> **EXERCISE DIRECTIONS**
Copy each line with the word "Aggiungi" in it.

> **PROVIDED RECORDS**
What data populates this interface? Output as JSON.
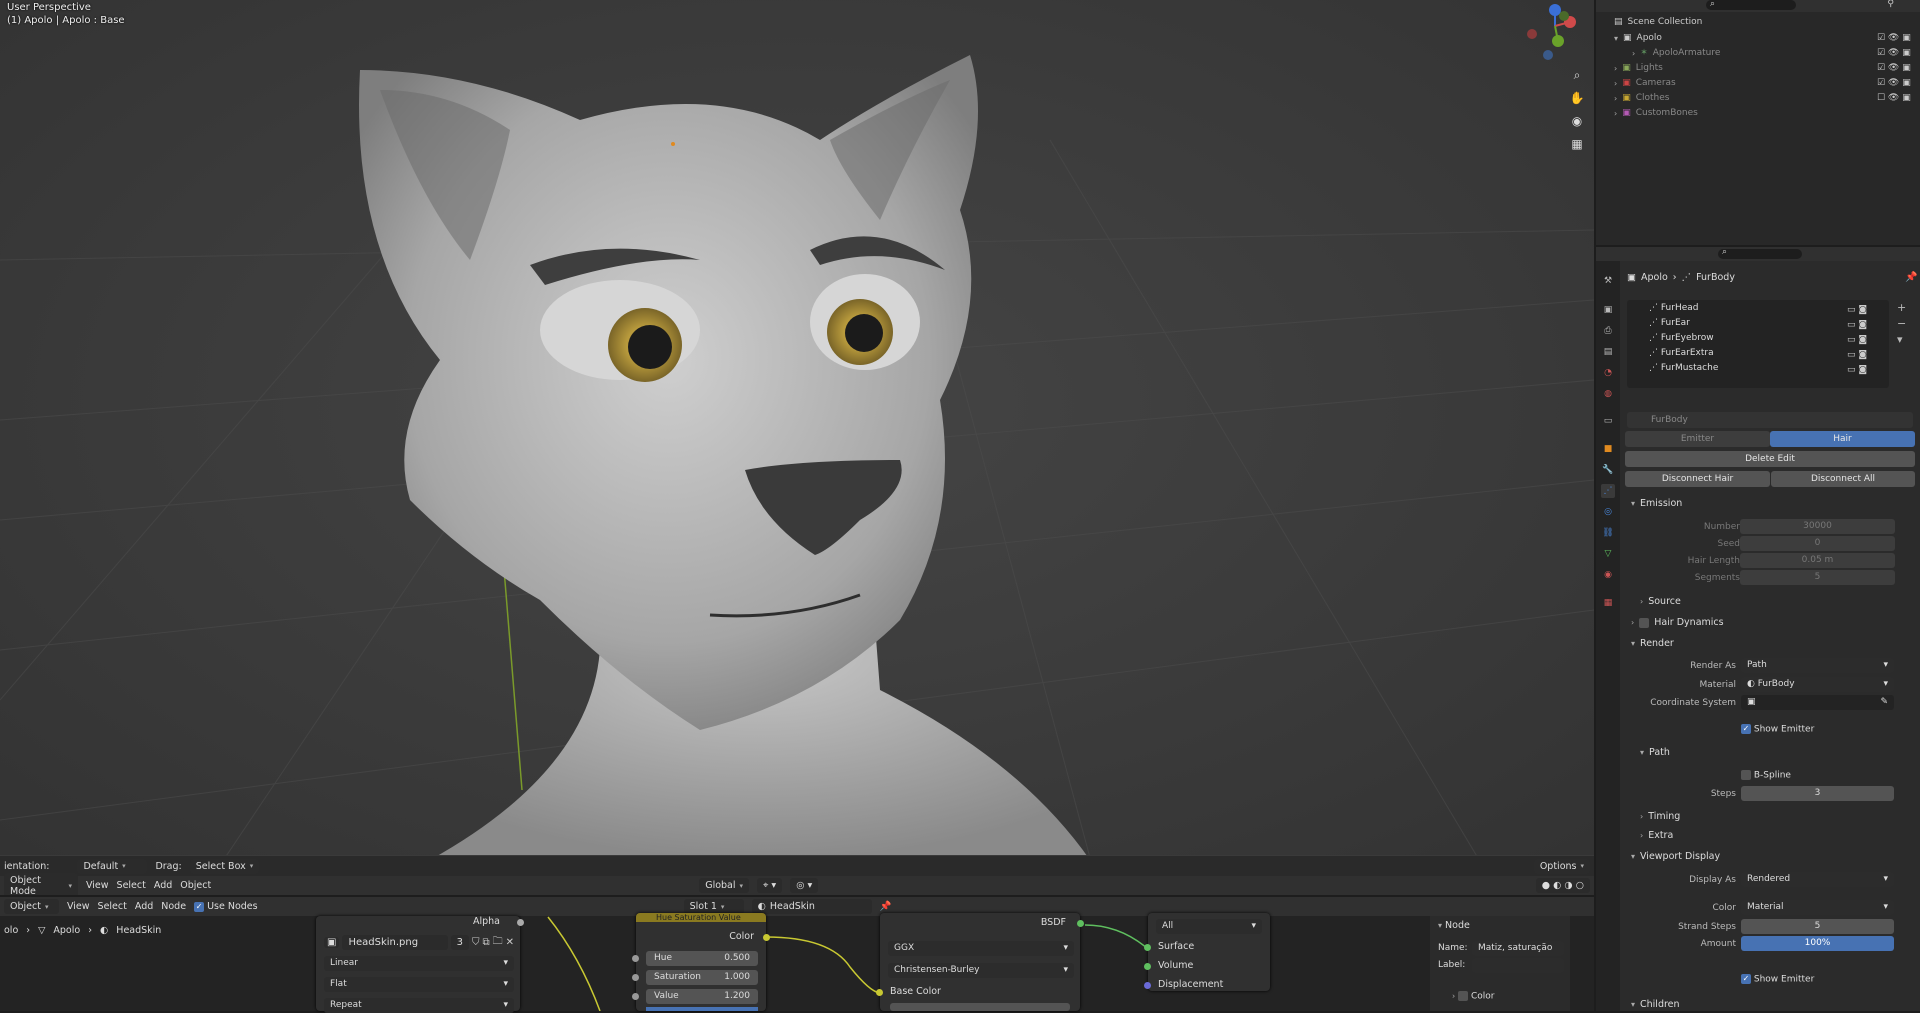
{
  "viewport": {
    "title": "User Perspective",
    "subtitle": "(1) Apolo | Apolo : Base",
    "header": {
      "orientation_label": "ientation:",
      "orientation_value": "Default",
      "drag_label": "Drag:",
      "drag_value": "Select Box",
      "options_label": "Options"
    },
    "menu": {
      "mode": "Object Mode",
      "items": [
        "View",
        "Select",
        "Add",
        "Object"
      ],
      "transform": "Global"
    },
    "nav_icons": [
      "zoom-icon",
      "hand-pan-icon",
      "camera-icon",
      "grid-icon"
    ]
  },
  "outliner": {
    "title": "Scene Collection",
    "items": [
      {
        "label": "Apolo",
        "level": 0
      },
      {
        "label": "ApoloArmature",
        "level": 1
      },
      {
        "label": "Lights",
        "level": 0
      },
      {
        "label": "Cameras",
        "level": 0
      },
      {
        "label": "Clothes",
        "level": 0
      },
      {
        "label": "CustomBones",
        "level": 0
      }
    ]
  },
  "properties": {
    "breadcrumb": [
      "Apolo",
      "FurBody"
    ],
    "particle_systems": [
      "FurHead",
      "FurEar",
      "FurEyebrow",
      "FurEarExtra",
      "FurMustache"
    ],
    "system_name": "FurBody",
    "tabs": {
      "emitter": "Emitter",
      "hair": "Hair"
    },
    "buttons": {
      "delete_edit": "Delete Edit",
      "disconnect_hair": "Disconnect Hair",
      "disconnect_all": "Disconnect All"
    },
    "emission": {
      "title": "Emission",
      "fields": [
        {
          "label": "Number",
          "value": "30000"
        },
        {
          "label": "Seed",
          "value": "0"
        },
        {
          "label": "Hair Length",
          "value": "0.05 m"
        },
        {
          "label": "Segments",
          "value": "5"
        }
      ]
    },
    "source_title": "Source",
    "hair_dynamics_title": "Hair Dynamics",
    "render": {
      "title": "Render",
      "render_as_label": "Render As",
      "render_as_value": "Path",
      "material_label": "Material",
      "material_value": "FurBody",
      "coord_label": "Coordinate System",
      "show_emitter": "Show Emitter",
      "path_title": "Path",
      "bspline": "B-Spline",
      "steps_label": "Steps",
      "steps_value": "3",
      "timing_title": "Timing",
      "extra_title": "Extra"
    },
    "viewport_display": {
      "title": "Viewport Display",
      "display_as_label": "Display As",
      "display_as_value": "Rendered",
      "color_label": "Color",
      "color_value": "Material",
      "strand_steps_label": "Strand Steps",
      "strand_steps_value": "5",
      "amount_label": "Amount",
      "amount_value": "100%",
      "show_emitter": "Show Emitter"
    },
    "children_title": "Children"
  },
  "node_editor": {
    "header": {
      "mode": "Object",
      "items": [
        "View",
        "Select",
        "Add",
        "Node"
      ],
      "use_nodes": "Use Nodes",
      "slot": "Slot 1",
      "material": "HeadSkin"
    },
    "breadcrumb": [
      "olo",
      "Apolo",
      "HeadSkin"
    ],
    "image_node": {
      "alpha": "Alpha",
      "image": "HeadSkin.png",
      "users": "3",
      "interpolation": "Linear",
      "projection": "Flat",
      "extension": "Repeat"
    },
    "hsv_node": {
      "title": "Hue Saturation Value",
      "color_out": "Color",
      "hue_label": "Hue",
      "hue_value": "0.500",
      "saturation_label": "Saturation",
      "saturation_value": "1.000",
      "value_label": "Value",
      "value_value": "1.200"
    },
    "bsdf_node": {
      "bsdf_out": "BSDF",
      "distribution": "GGX",
      "subsurface": "Christensen-Burley",
      "base_color": "Base Color"
    },
    "output_node": {
      "target": "All",
      "surface": "Surface",
      "volume": "Volume",
      "displacement": "Displacement"
    },
    "sidebar": {
      "title": "Node",
      "name_label": "Name:",
      "name_value": "Matiz, saturação ...",
      "label_label": "Label:",
      "color_label": "Color"
    }
  },
  "colors": {
    "accent": "#4772b3",
    "viewport_bg": "#3a3a3a",
    "panel_bg": "#2b2b2b"
  }
}
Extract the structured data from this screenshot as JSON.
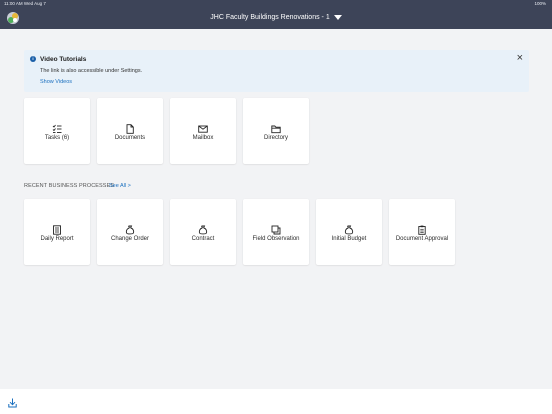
{
  "status_bar": {
    "time": "11:00 AM  Wed Aug 7",
    "battery": "100%"
  },
  "header": {
    "title": "JHC Faculty Buildings Renovations - 1"
  },
  "banner": {
    "title": "Video Tutorials",
    "text": "The link is also accessible under Settings.",
    "link": "Show Videos",
    "close_glyph": "×"
  },
  "quick_access": [
    {
      "label": "Tasks (6)",
      "icon": "tasks-icon"
    },
    {
      "label": "Documents",
      "icon": "document-icon"
    },
    {
      "label": "Mailbox",
      "icon": "mail-icon"
    },
    {
      "label": "Directory",
      "icon": "folder-icon"
    }
  ],
  "recent": {
    "label": "RECENT BUSINESS PROCESSES",
    "see_all": "See All >",
    "items": [
      {
        "label": "Daily Report",
        "icon": "report-icon"
      },
      {
        "label": "Change Order",
        "icon": "money-bag-icon"
      },
      {
        "label": "Contract",
        "icon": "money-bag-icon"
      },
      {
        "label": "Field Observation",
        "icon": "copy-icon"
      },
      {
        "label": "Initial Budget",
        "icon": "money-bag-icon"
      },
      {
        "label": "Document Approval",
        "icon": "clipboard-icon"
      }
    ]
  },
  "footer": {
    "icon": "download-icon"
  },
  "colors": {
    "nav": "#3d4458",
    "accent": "#1a6fbf",
    "banner_bg": "#e8f1f9"
  }
}
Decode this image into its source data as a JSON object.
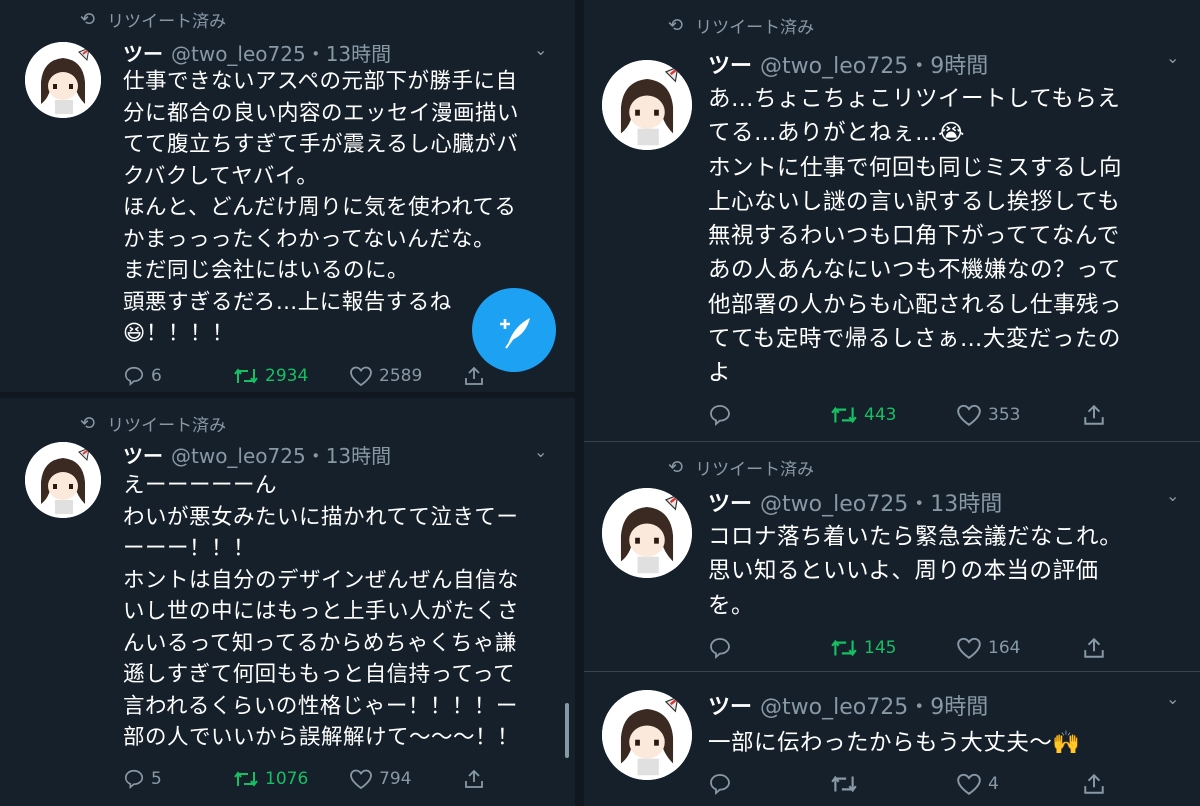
{
  "retweeted_label": "リツイート済み",
  "accent_color": "#1da1f2",
  "retweet_active_color": "#17bf63",
  "compose_icon": "feather-plus-icon",
  "tweets": [
    {
      "name": "ツー",
      "handle_time": "@two_leo725・13時間",
      "retweeted": true,
      "text": "仕事できないアスペの元部下が勝手に自\n分に都合の良い内容のエッセイ漫画描い\nてて腹立ちすぎて手が震えるし心臓がバ\nクバクしてヤバイ。\nほんと、どんだけ周りに気を使われてる\nかまっっったくわかってないんだな。\nまだ同じ会社にはいるのに。\n頭悪すぎるだろ…上に報告するね\n😆！！！！",
      "replies": "6",
      "retweets": "2934",
      "likes": "2589"
    },
    {
      "name": "ツー",
      "handle_time": "@two_leo725・13時間",
      "retweeted": true,
      "text": "えーーーーーん\nわいが悪女みたいに描かれてて泣きてー\nーーー！！！\nホントは自分のデザインぜんぜん自信な\nいし世の中にはもっと上手い人がたくさ\nんいるって知ってるからめちゃくちゃ謙\n遜しすぎて何回ももっと自信持ってって\n言われるくらいの性格じゃー！！！！ー\n部の人でいいから誤解解けて〜〜〜！！",
      "replies": "5",
      "retweets": "1076",
      "likes": "794"
    },
    {
      "name": "ツー",
      "handle_time": "@two_leo725・9時間",
      "retweeted": true,
      "text": "あ…ちょこちょこリツイートしてもらえ\nてる…ありがとねぇ…😭\nホントに仕事で何回も同じミスするし向\n上心ないし謎の言い訳するし挨拶しても\n無視するわいつも口角下がっててなんで\nあの人あんなにいつも不機嫌なの？って\n他部署の人からも心配されるし仕事残っ\nてても定時で帰るしさぁ…大変だったの\nよ",
      "replies": "",
      "retweets": "443",
      "likes": "353"
    },
    {
      "name": "ツー",
      "handle_time": "@two_leo725・13時間",
      "retweeted": true,
      "text": "コロナ落ち着いたら緊急会議だなこれ。\n思い知るといいよ、周りの本当の評価\nを。",
      "replies": "",
      "retweets": "145",
      "likes": "164"
    },
    {
      "name": "ツー",
      "handle_time": "@two_leo725・9時間",
      "retweeted": false,
      "text": "一部に伝わったからもう大丈夫〜🙌",
      "replies": "",
      "retweets": "",
      "likes": "4"
    }
  ]
}
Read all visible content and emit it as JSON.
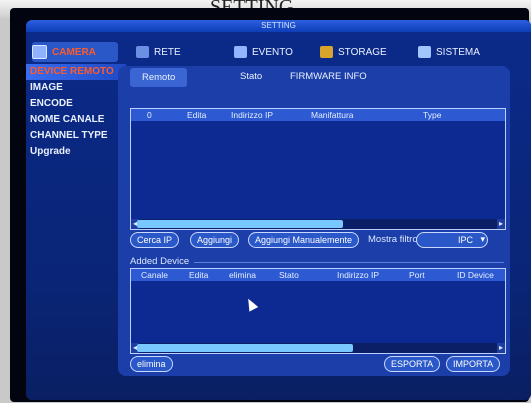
{
  "overlay_text": "SETTING",
  "window_title": "SETTING",
  "top_nav": [
    {
      "label": "CAMERA",
      "icon": "camera-icon",
      "active": true
    },
    {
      "label": "RETE",
      "icon": "network-icon",
      "active": false
    },
    {
      "label": "EVENTO",
      "icon": "event-icon",
      "active": false
    },
    {
      "label": "STORAGE",
      "icon": "storage-icon",
      "active": false
    },
    {
      "label": "SISTEMA",
      "icon": "system-icon",
      "active": false
    }
  ],
  "sidebar": [
    {
      "label": "DEVICE REMOTO",
      "active": true
    },
    {
      "label": "IMAGE",
      "active": false
    },
    {
      "label": "ENCODE",
      "active": false
    },
    {
      "label": "NOME CANALE",
      "active": false
    },
    {
      "label": "CHANNEL TYPE",
      "active": false
    },
    {
      "label": "Upgrade",
      "active": false
    }
  ],
  "subtabs": [
    {
      "label": "Remoto",
      "active": true
    },
    {
      "label": "Stato",
      "active": false
    },
    {
      "label": "FIRMWARE INFO",
      "active": false
    }
  ],
  "search_table": {
    "columns": [
      "0",
      "Edita",
      "Indirizzo IP",
      "Manifattura",
      "Type"
    ],
    "rows": []
  },
  "buttons": {
    "cerca_ip": "Cerca IP",
    "aggiungi": "Aggiungi",
    "aggiungi_manualmente": "Aggiungi Manualemente",
    "elimina": "elimina",
    "esporta": "ESPORTA",
    "importa": "IMPORTA"
  },
  "filter": {
    "label": "Mostra filtro",
    "value": "IPC"
  },
  "added_device": {
    "title": "Added Device",
    "columns": [
      "Canale",
      "Edita",
      "elimina",
      "Stato",
      "Indirizzo IP",
      "Port",
      "ID Device"
    ],
    "rows": []
  }
}
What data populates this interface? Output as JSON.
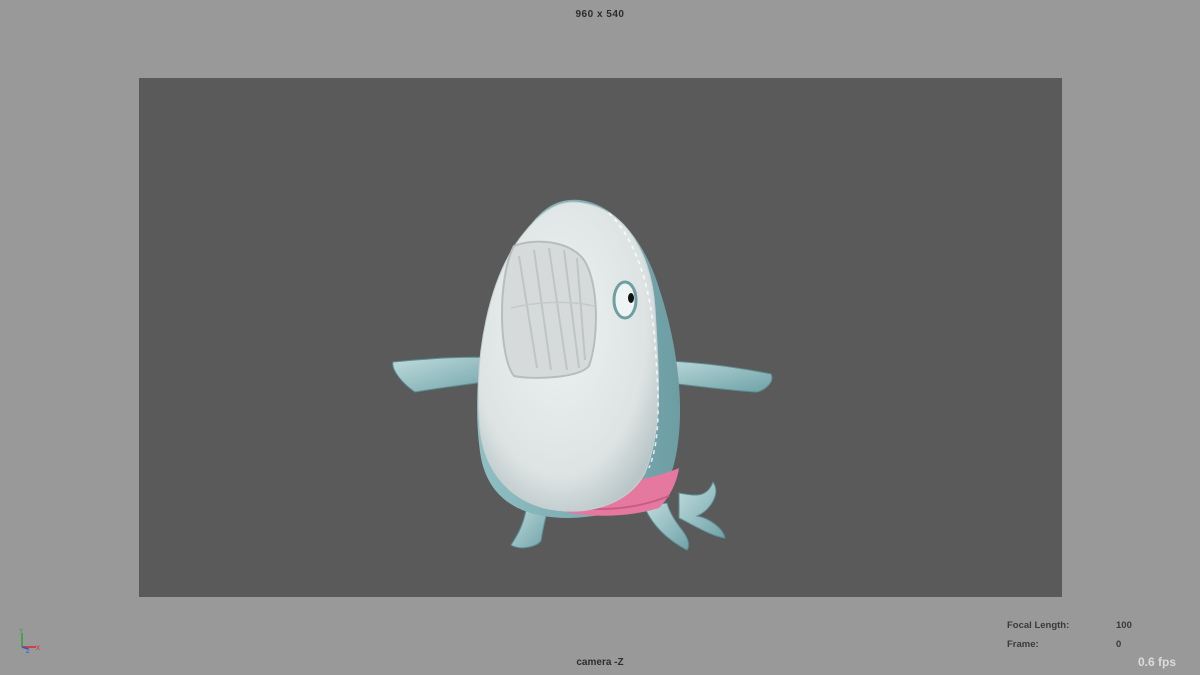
{
  "viewport": {
    "resolution_label": "960 x 540",
    "camera_label": "camera -Z",
    "fps_label": "0.6 fps"
  },
  "hud": {
    "focal_length": {
      "label": "Focal Length:",
      "value": "100"
    },
    "frame": {
      "label": "Frame:",
      "value": "0"
    }
  },
  "axis": {
    "x": "X",
    "y": "Y",
    "z": "Z"
  },
  "colors": {
    "background": "#999999",
    "render_region": "#5a5a5a",
    "shark_body": "#9cc6c9",
    "shark_belly": "#dde3e3",
    "shorts": "#e5789e",
    "axis_x": "#d62828",
    "axis_y": "#2ea32e",
    "axis_z": "#2d5bd6"
  },
  "icons": {
    "axis_gizmo": "view-axis-icon",
    "character": "shark-character"
  }
}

> **THE SOLUTION**
    "aggiungi": "Aggiungi",
    "aggiungi_manualmente": "Aggiungi Manualemente",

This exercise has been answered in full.